::: TASK INPUT
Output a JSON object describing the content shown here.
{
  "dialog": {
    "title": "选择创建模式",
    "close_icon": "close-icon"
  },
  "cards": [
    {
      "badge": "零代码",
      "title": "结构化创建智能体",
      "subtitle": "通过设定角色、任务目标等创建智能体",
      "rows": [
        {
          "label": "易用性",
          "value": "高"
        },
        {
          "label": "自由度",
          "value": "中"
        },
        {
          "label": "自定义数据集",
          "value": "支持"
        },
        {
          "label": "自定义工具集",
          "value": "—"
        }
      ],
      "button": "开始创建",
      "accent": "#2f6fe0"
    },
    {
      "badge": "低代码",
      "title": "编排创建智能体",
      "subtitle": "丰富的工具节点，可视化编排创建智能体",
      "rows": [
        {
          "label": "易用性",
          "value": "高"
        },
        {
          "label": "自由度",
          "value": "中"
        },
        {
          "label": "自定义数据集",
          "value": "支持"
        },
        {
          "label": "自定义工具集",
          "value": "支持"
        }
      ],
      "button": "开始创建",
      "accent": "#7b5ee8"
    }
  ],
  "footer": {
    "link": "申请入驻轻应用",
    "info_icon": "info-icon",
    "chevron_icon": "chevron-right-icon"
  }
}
::::::
**WHAT IS NEEDED**.
The records above must be output exactly, in full.

**FINISHED TASK**.
Output a JSON object describing the content shown here.
{
  "dialog": {
    "title": "选择创建模式",
    "close_icon": "close-icon"
  },
  "cards": [
    {
      "badge": "零代码",
      "title": "结构化创建智能体",
      "subtitle": "通过设定角色、任务目标等创建智能体",
      "rows": [
        {
          "label": "易用性",
          "value": "高"
        },
        {
          "label": "自由度",
          "value": "中"
        },
        {
          "label": "自定义数据集",
          "value": "支持"
        },
        {
          "label": "自定义工具集",
          "value": "—"
        }
      ],
      "button": "开始创建",
      "accent": "#2f6fe0"
    },
    {
      "badge": "低代码",
      "title": "编排创建智能体",
      "subtitle": "丰富的工具节点，可视化编排创建智能体",
      "rows": [
        {
          "label": "易用性",
          "value": "高"
        },
        {
          "label": "自由度",
          "value": "中"
        },
        {
          "label": "自定义数据集",
          "value": "支持"
        },
        {
          "label": "自定义工具集",
          "value": "支持"
        }
      ],
      "button": "开始创建",
      "accent": "#7b5ee8"
    }
  ],
  "footer": {
    "link": "申请入驻轻应用",
    "info_icon": "info-icon",
    "chevron_icon": "chevron-right-icon"
  }
}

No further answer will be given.